Data in this exercise =
★ ★ ★

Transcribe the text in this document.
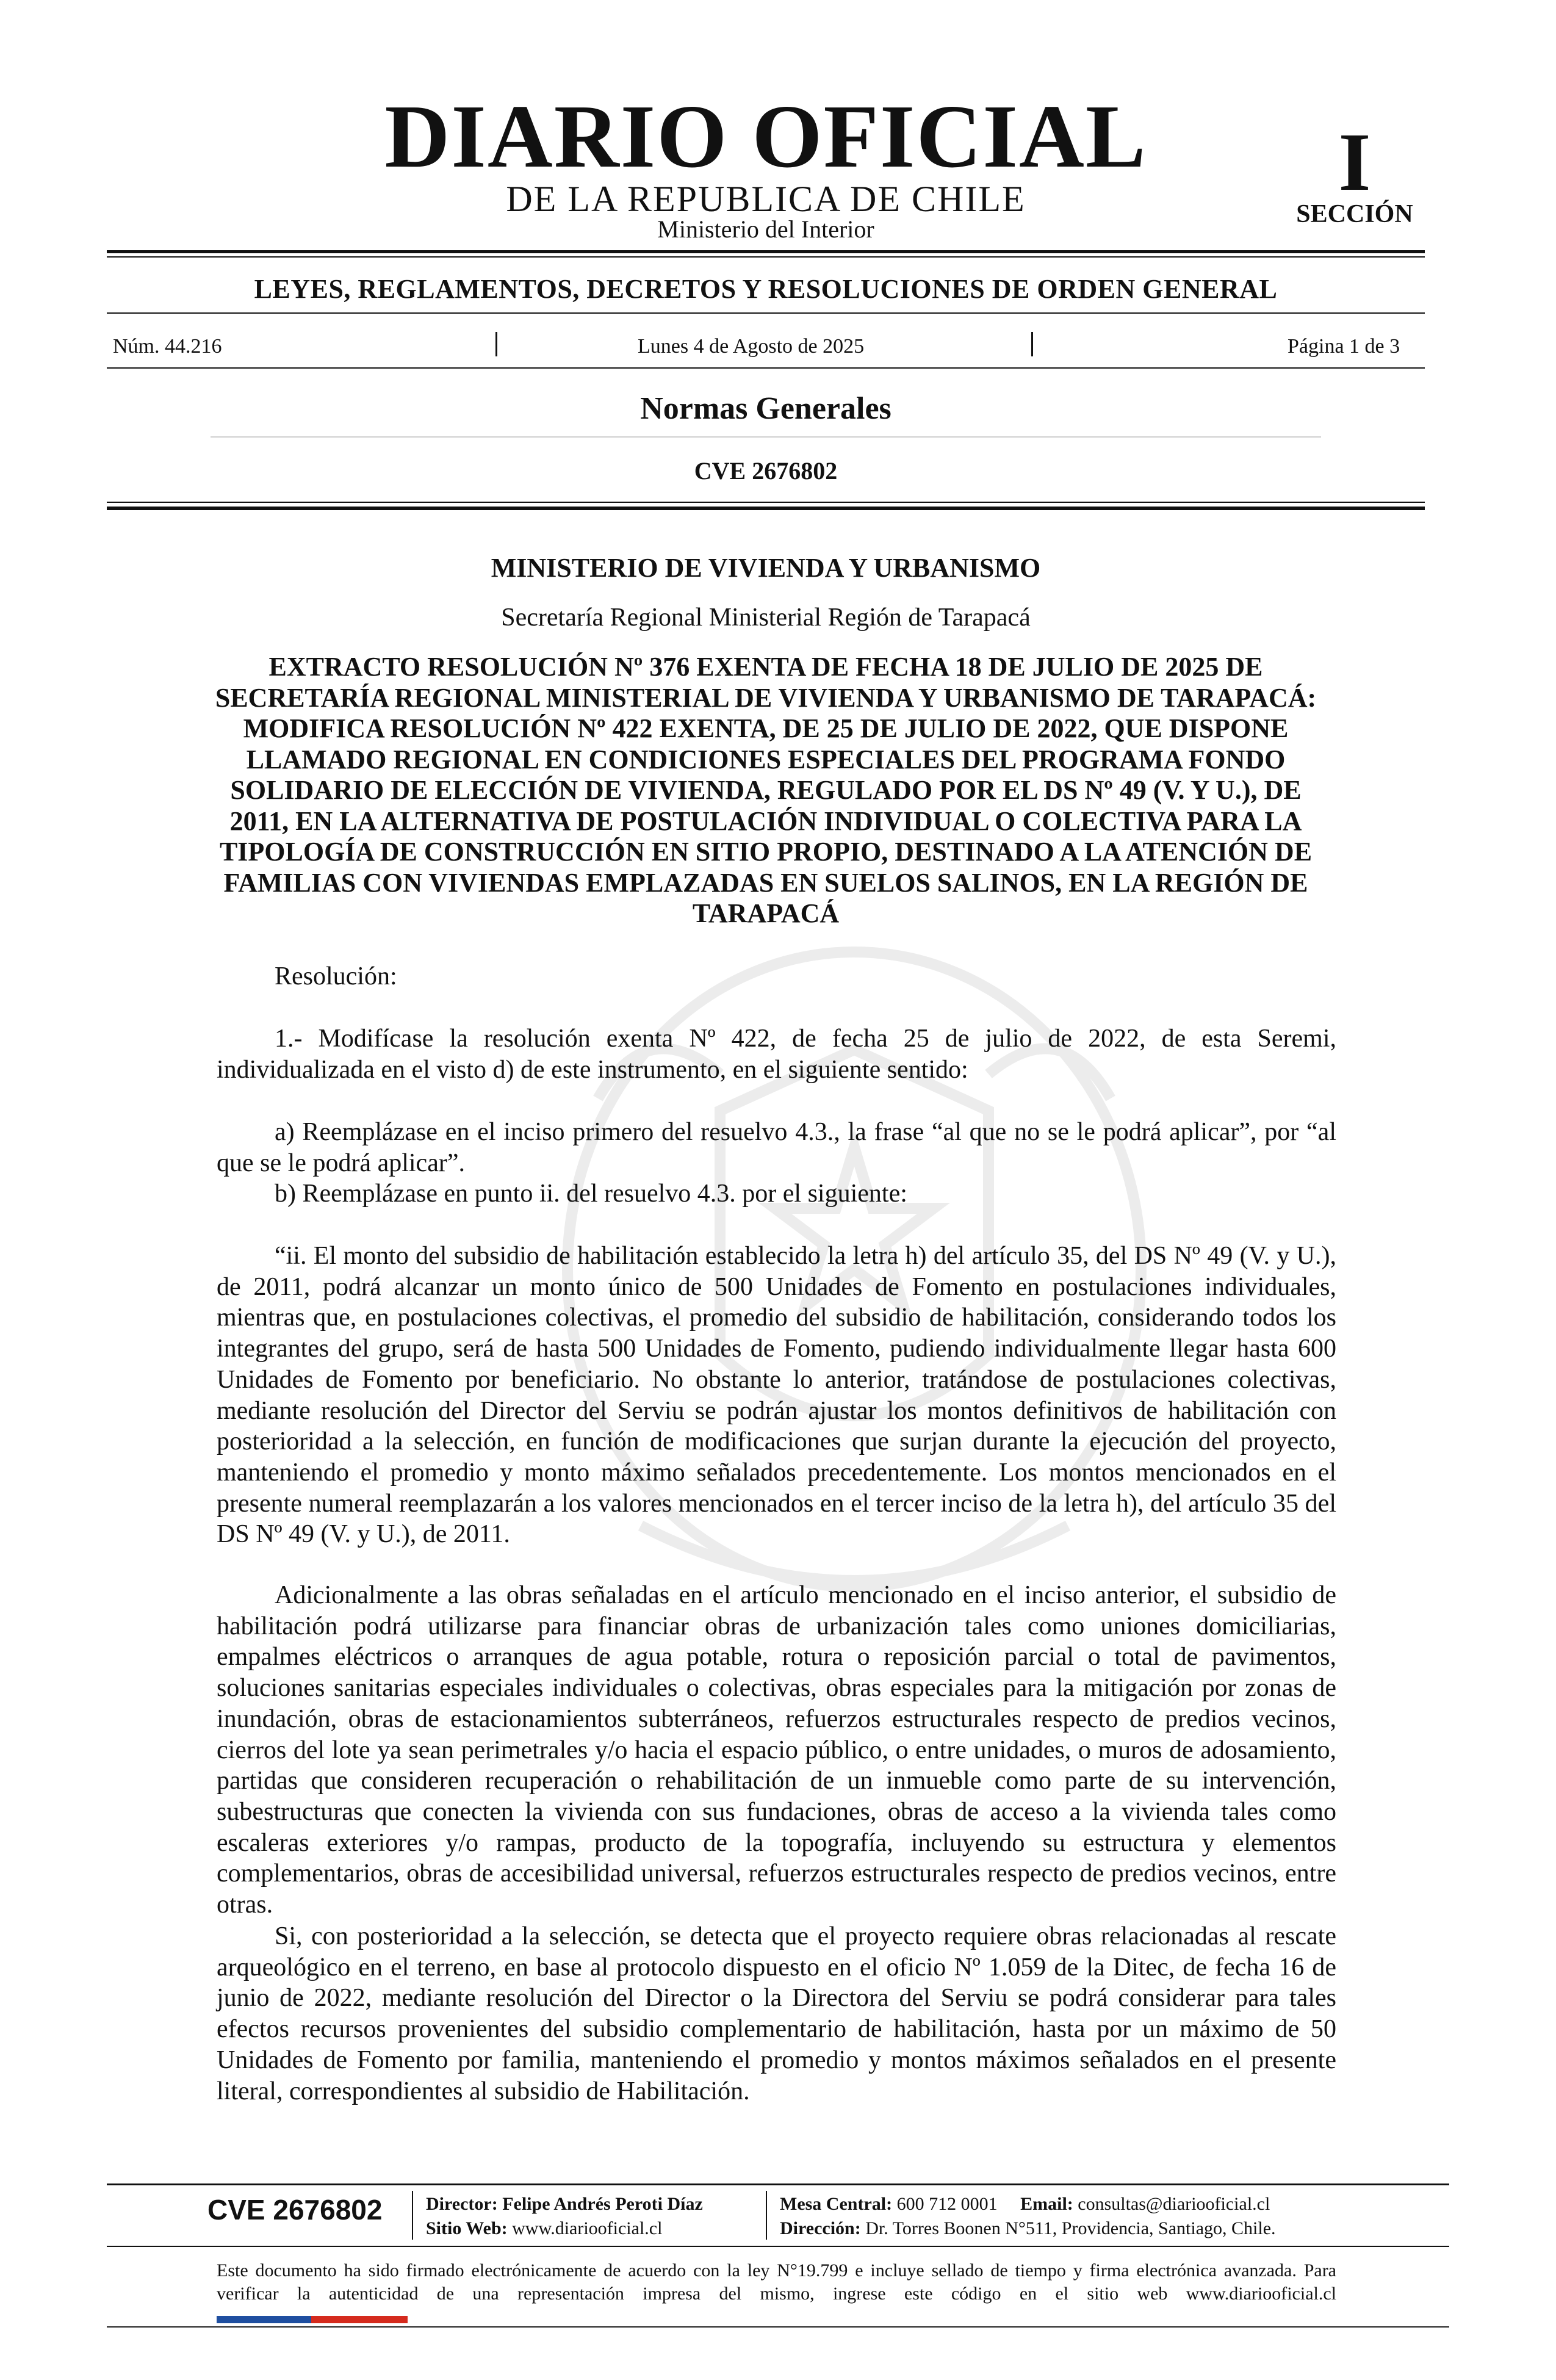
DIARIO OFICIAL
DE LA REPUBLICA DE CHILE
Ministerio del Interior
I
SECCIÓN
LEYES, REGLAMENTOS, DECRETOS Y RESOLUCIONES DE ORDEN GENERAL
Núm. 44.216	Lunes 4 de Agosto de 2025	Página 1 de 3
Normas Generales
CVE 2676802
MINISTERIO DE VIVIENDA Y URBANISMO
Secretaría Regional Ministerial Región de Tarapacá
EXTRACTO RESOLUCIÓN Nº 376 EXENTA DE FECHA 18 DE JULIO DE 2025 DE SECRETARÍA REGIONAL MINISTERIAL DE VIVIENDA Y URBANISMO DE TARAPACÁ: MODIFICA RESOLUCIÓN Nº 422 EXENTA, DE 25 DE JULIO DE 2022, QUE DISPONE LLAMADO REGIONAL EN CONDICIONES ESPECIALES DEL PROGRAMA FONDO SOLIDARIO DE ELECCIÓN DE VIVIENDA, REGULADO POR EL DS Nº 49 (V. Y U.), DE 2011, EN LA ALTERNATIVA DE POSTULACIÓN INDIVIDUAL O COLECTIVA PARA LA TIPOLOGÍA DE CONSTRUCCIÓN EN SITIO PROPIO, DESTINADO A LA ATENCIÓN DE FAMILIAS CON VIVIENDAS EMPLAZADAS EN SUELOS SALINOS, EN LA REGIÓN DE TARAPACÁ
Resolución:
1.- Modifícase la resolución exenta Nº 422, de fecha 25 de julio de 2022, de esta Seremi, individualizada en el visto d) de este instrumento, en el siguiente sentido:
a) Reemplázase en el inciso primero del resuelvo 4.3., la frase “al que no se le podrá aplicar”, por “al que se le podrá aplicar”.
b) Reemplázase en punto ii. del resuelvo 4.3. por el siguiente:
“ii. El monto del subsidio de habilitación establecido la letra h) del artículo 35, del DS Nº 49 (V. y U.), de 2011, podrá alcanzar un monto único de 500 Unidades de Fomento en postulaciones individuales, mientras que, en postulaciones colectivas, el promedio del subsidio de habilitación, considerando todos los integrantes del grupo, será de hasta 500 Unidades de Fomento, pudiendo individualmente llegar hasta 600 Unidades de Fomento por beneficiario. No obstante lo anterior, tratándose de postulaciones colectivas, mediante resolución del Director del Serviu se podrán ajustar los montos definitivos de habilitación con posterioridad a la selección, en función de modificaciones que surjan durante la ejecución del proyecto, manteniendo el promedio y monto máximo señalados precedentemente. Los montos mencionados en el presente numeral reemplazarán a los valores mencionados en el tercer inciso de la letra h), del artículo 35 del DS Nº 49 (V. y U.), de 2011.
Adicionalmente a las obras señaladas en el artículo mencionado en el inciso anterior, el subsidio de habilitación podrá utilizarse para financiar obras de urbanización tales como uniones domiciliarias, empalmes eléctricos o arranques de agua potable, rotura o reposición parcial o total de pavimentos, soluciones sanitarias especiales individuales o colectivas, obras especiales para la mitigación por zonas de inundación, obras de estacionamientos subterráneos, refuerzos estructurales respecto de predios vecinos, cierros del lote ya sean perimetrales y/o hacia el espacio público, o entre unidades, o muros de adosamiento, partidas que consideren recuperación o rehabilitación de un inmueble como parte de su intervención, subestructuras que conecten la vivienda con sus fundaciones, obras de acceso a la vivienda tales como escaleras exteriores y/o rampas, producto de la topografía, incluyendo su estructura y elementos complementarios, obras de accesibilidad universal, refuerzos estructurales respecto de predios vecinos, entre otras.
Si, con posterioridad a la selección, se detecta que el proyecto requiere obras relacionadas al rescate arqueológico en el terreno, en base al protocolo dispuesto en el oficio Nº 1.059 de la Ditec, de fecha 16 de junio de 2022, mediante resolución del Director o la Directora del Serviu se podrá considerar para tales efectos recursos provenientes del subsidio complementario de habilitación, hasta por un máximo de 50 Unidades de Fomento por familia, manteniendo el promedio y montos máximos señalados en el presente literal, correspondientes al subsidio de Habilitación.
CVE 2676802 Director: Felipe Andrés Peroti Díaz
Sitio Web: www.diariooficial.cl
Mesa Central: 600 712 0001 Email: consultas@diariooficial.cl
Dirección: Dr. Torres Boonen N°511, Providencia, Santiago, Chile.
Este documento ha sido firmado electrónicamente de acuerdo con la ley N°19.799 e incluye sellado de tiempo y firma electrónica avanzada. Para verificar la autenticidad de una representación impresa del mismo, ingrese este código en el sitio web www.diariooficial.cl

★ ★ ★

Repeat all the data as it stands, dropping any images it holds.

The result =
Transcribe the text in this document.
DIARIO OFICIAL
DE LA REPUBLICA DE CHILE
Ministerio del Interior
I
SECCIÓN
LEYES, REGLAMENTOS, DECRETOS Y RESOLUCIONES DE ORDEN GENERAL
Núm. 44.216	Lunes 4 de Agosto de 2025	Página 1 de 3
Normas Generales
CVE 2676802
MINISTERIO DE VIVIENDA Y URBANISMO
Secretaría Regional Ministerial Región de Tarapacá
EXTRACTO RESOLUCIÓN Nº 376 EXENTA DE FECHA 18 DE JULIO DE 2025 DE SECRETARÍA REGIONAL MINISTERIAL DE VIVIENDA Y URBANISMO DE TARAPACÁ: MODIFICA RESOLUCIÓN Nº 422 EXENTA, DE 25 DE JULIO DE 2022, QUE DISPONE LLAMADO REGIONAL EN CONDICIONES ESPECIALES DEL PROGRAMA FONDO SOLIDARIO DE ELECCIÓN DE VIVIENDA, REGULADO POR EL DS Nº 49 (V. Y U.), DE 2011, EN LA ALTERNATIVA DE POSTULACIÓN INDIVIDUAL O COLECTIVA PARA LA TIPOLOGÍA DE CONSTRUCCIÓN EN SITIO PROPIO, DESTINADO A LA ATENCIÓN DE FAMILIAS CON VIVIENDAS EMPLAZADAS EN SUELOS SALINOS, EN LA REGIÓN DE TARAPACÁ
Resolución:
1.- Modifícase la resolución exenta Nº 422, de fecha 25 de julio de 2022, de esta Seremi, individualizada en el visto d) de este instrumento, en el siguiente sentido:
a) Reemplázase en el inciso primero del resuelvo 4.3., la frase “al que no se le podrá aplicar”, por “al que se le podrá aplicar”.
b) Reemplázase en punto ii. del resuelvo 4.3. por el siguiente:
“ii. El monto del subsidio de habilitación establecido la letra h) del artículo 35, del DS Nº 49 (V. y U.), de 2011, podrá alcanzar un monto único de 500 Unidades de Fomento en postulaciones individuales, mientras que, en postulaciones colectivas, el promedio del subsidio de habilitación, considerando todos los integrantes del grupo, será de hasta 500 Unidades de Fomento, pudiendo individualmente llegar hasta 600 Unidades de Fomento por beneficiario. No obstante lo anterior, tratándose de postulaciones colectivas, mediante resolución del Director del Serviu se podrán ajustar los montos definitivos de habilitación con posterioridad a la selección, en función de modificaciones que surjan durante la ejecución del proyecto, manteniendo el promedio y monto máximo señalados precedentemente. Los montos mencionados en el presente numeral reemplazarán a los valores mencionados en el tercer inciso de la letra h), del artículo 35 del DS Nº 49 (V. y U.), de 2011.
Adicionalmente a las obras señaladas en el artículo mencionado en el inciso anterior, el subsidio de habilitación podrá utilizarse para financiar obras de urbanización tales como uniones domiciliarias, empalmes eléctricos o arranques de agua potable, rotura o reposición parcial o total de pavimentos, soluciones sanitarias especiales individuales o colectivas, obras especiales para la mitigación por zonas de inundación, obras de estacionamientos subterráneos, refuerzos estructurales respecto de predios vecinos, cierros del lote ya sean perimetrales y/o hacia el espacio público, o entre unidades, o muros de adosamiento, partidas que consideren recuperación o rehabilitación de un inmueble como parte de su intervención, subestructuras que conecten la vivienda con sus fundaciones, obras de acceso a la vivienda tales como escaleras exteriores y/o rampas, producto de la topografía, incluyendo su estructura y elementos complementarios, obras de accesibilidad universal, refuerzos estructurales respecto de predios vecinos, entre otras.
Si, con posterioridad a la selección, se detecta que el proyecto requiere obras relacionadas al rescate arqueológico en el terreno, en base al protocolo dispuesto en el oficio Nº 1.059 de la Ditec, de fecha 16 de junio de 2022, mediante resolución del Director o la Directora del Serviu se podrá considerar para tales efectos recursos provenientes del subsidio complementario de habilitación, hasta por un máximo de 50 Unidades de Fomento por familia, manteniendo el promedio y montos máximos señalados en el presente literal, correspondientes al subsidio de Habilitación.
CVE 2676802 Director: Felipe Andrés Peroti Díaz
Sitio Web: www.diariooficial.cl
Mesa Central: 600 712 0001 Email: consultas@diariooficial.cl
Dirección: Dr. Torres Boonen N°511, Providencia, Santiago, Chile.
Este documento ha sido firmado electrónicamente de acuerdo con la ley N°19.799 e incluye sellado de tiempo y firma electrónica avanzada. Para verificar la autenticidad de una representación impresa del mismo, ingrese este código en el sitio web www.diariooficial.cl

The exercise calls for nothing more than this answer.